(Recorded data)

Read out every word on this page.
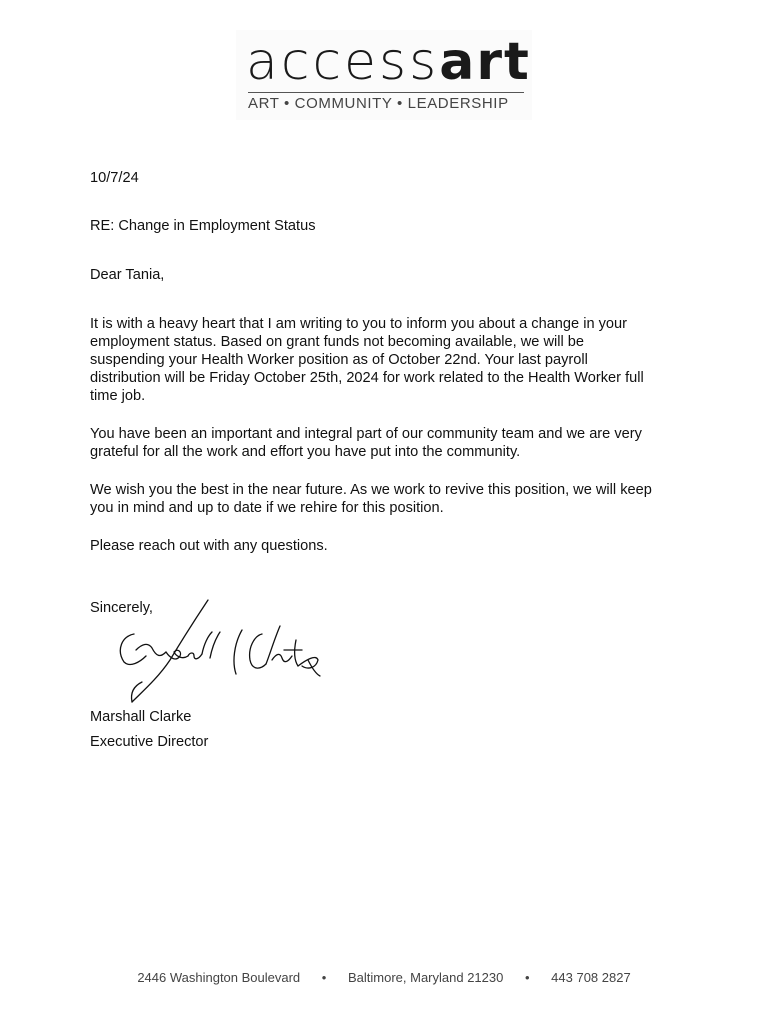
accessart
ART • COMMUNITY • LEADERSHIP
10/7/24
RE: Change in Employment Status
Dear Tania,
It is with a heavy heart that I am writing to you to inform you about a change in your
employment status. Based on grant funds not becoming available, we will be
suspending your Health Worker position as of October 22nd. Your last payroll
distribution will be Friday October 25th, 2024 for work related to the Health Worker full
time job.
You have been an important and integral part of our community team and we are very
grateful for all the work and effort you have put into the community.
We wish you the best in the near future. As we work to revive this position, we will keep
you in mind and up to date if we rehire for this position.
Please reach out with any questions.
Sincerely,
Marshall Clarke
Executive Director
2446 Washington Boulevard • Baltimore, Maryland 21230 • 443 708 2827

● **What to do**
Print the listing above in full, exactly as written. Omit any pictures.

● **Exercise response**
Read out every word on this page.
accessart
ART • COMMUNITY • LEADERSHIP
10/7/24
RE: Change in Employment Status
Dear Tania,
It is with a heavy heart that I am writing to you to inform you about a change in your
employment status. Based on grant funds not becoming available, we will be
suspending your Health Worker position as of October 22nd. Your last payroll
distribution will be Friday October 25th, 2024 for work related to the Health Worker full
time job.
You have been an important and integral part of our community team and we are very
grateful for all the work and effort you have put into the community.
We wish you the best in the near future. As we work to revive this position, we will keep
you in mind and up to date if we rehire for this position.
Please reach out with any questions.
Sincerely,
Marshall Clarke
Executive Director
2446 Washington Boulevard • Baltimore, Maryland 21230 • 443 708 2827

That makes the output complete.